**Short problem:** Skip every picture and transcribe the remaining material exactly.

**Collected data:**
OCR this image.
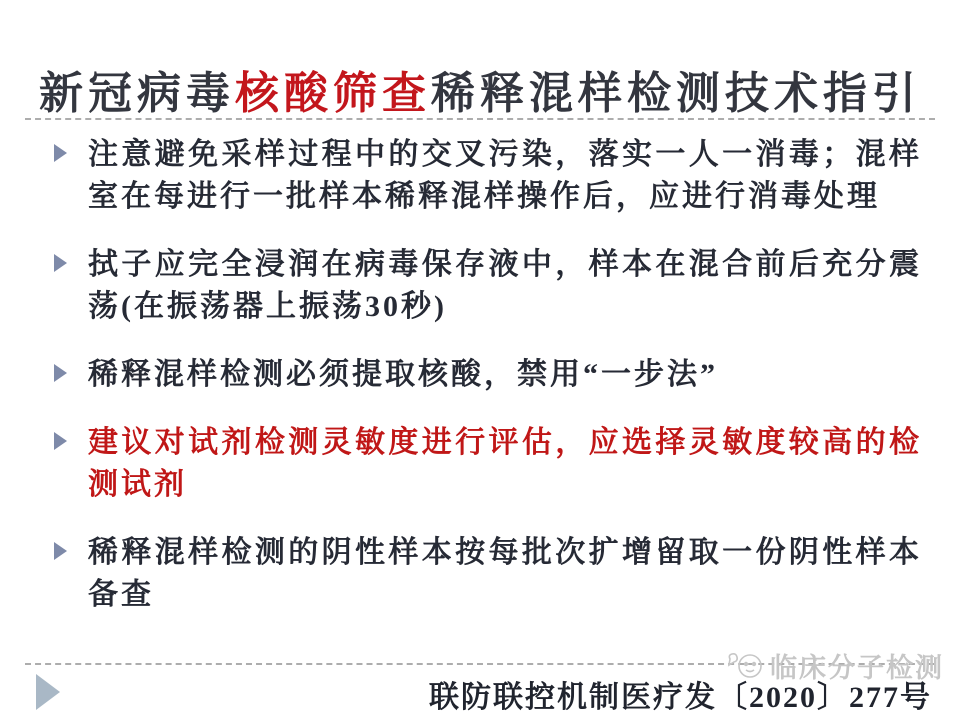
新冠病毒核酸筛查稀释混样检测技术指引
注意避免采样过程中的交叉污染，落实一人一消毒；混样室在每进行一批样本稀释混样操作后，应进行消毒处理
拭子应完全浸润在病毒保存液中，样本在混合前后充分震荡(在振荡器上振荡30秒)
稀释混样检测必须提取核酸，禁用“一步法”
建议对试剂检测灵敏度进行评估，应选择灵敏度较高的检测试剂
稀释混样检测的阴性样本按每批次扩增留取一份阴性样本备查
临床分子检测
联防联控机制医疗发〔2020〕277号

**Task result:**
OCR this image.
新冠病毒核酸筛查稀释混样检测技术指引
注意避免采样过程中的交叉污染，落实一人一消毒；混样室在每进行一批样本稀释混样操作后，应进行消毒处理
拭子应完全浸润在病毒保存液中，样本在混合前后充分震荡(在振荡器上振荡30秒)
稀释混样检测必须提取核酸，禁用“一步法”
建议对试剂检测灵敏度进行评估，应选择灵敏度较高的检测试剂
稀释混样检测的阴性样本按每批次扩增留取一份阴性样本备查
临床分子检测
联防联控机制医疗发〔2020〕277号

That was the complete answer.